→ Work to be completed:
In the copy, include every entry exactly but none of the pictures.

→ Given data:
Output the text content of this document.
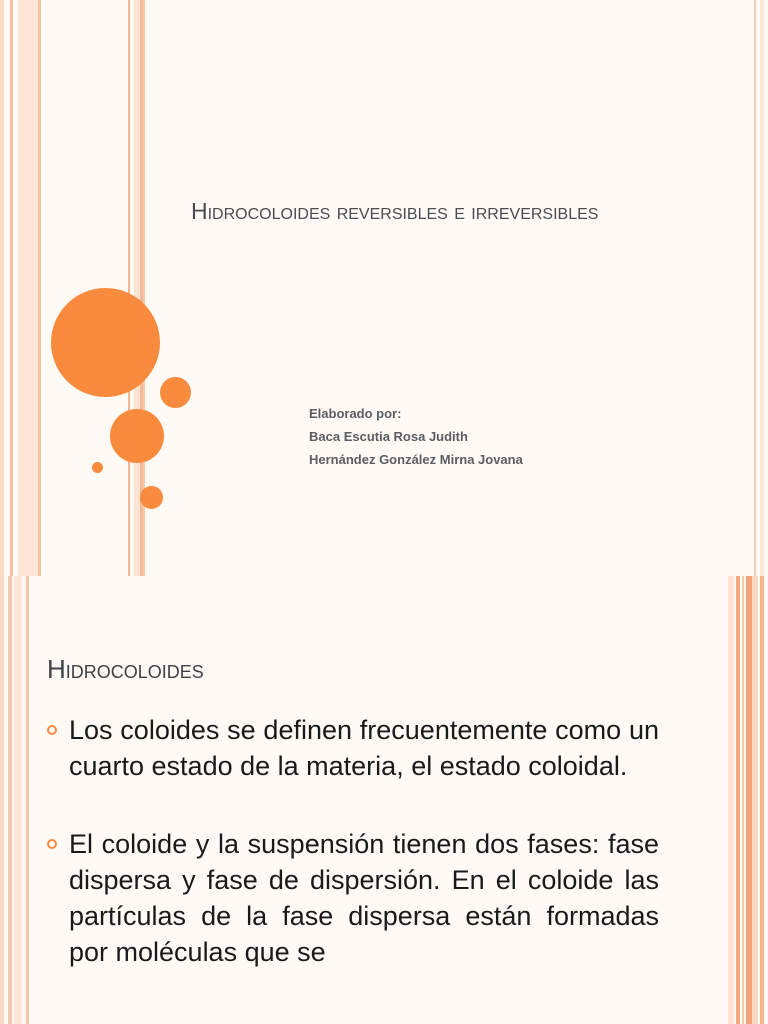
Hidrocoloides reversibles e irreversibles
Elaborado por:
Baca Escutia Rosa Judith
Hernández González Mirna Jovana
Hidrocoloides
Los coloides se definen frecuentemente como un cuarto estado de la materia, el estado coloidal.
El coloide y la suspensión tienen dos fases: fase dispersa y fase de dispersión. En el coloide las partículas de la fase dispersa están formadas por moléculas que se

→ Answer in full:
Output the text content of this document.
Hidrocoloides reversibles e irreversibles
Elaborado por:
Baca Escutia Rosa Judith
Hernández González Mirna Jovana
Hidrocoloides
Los coloides se definen frecuentemente como un cuarto estado de la materia, el estado coloidal.
El coloide y la suspensión tienen dos fases: fase dispersa y fase de dispersión. En el coloide las partículas de la fase dispersa están formadas por moléculas que se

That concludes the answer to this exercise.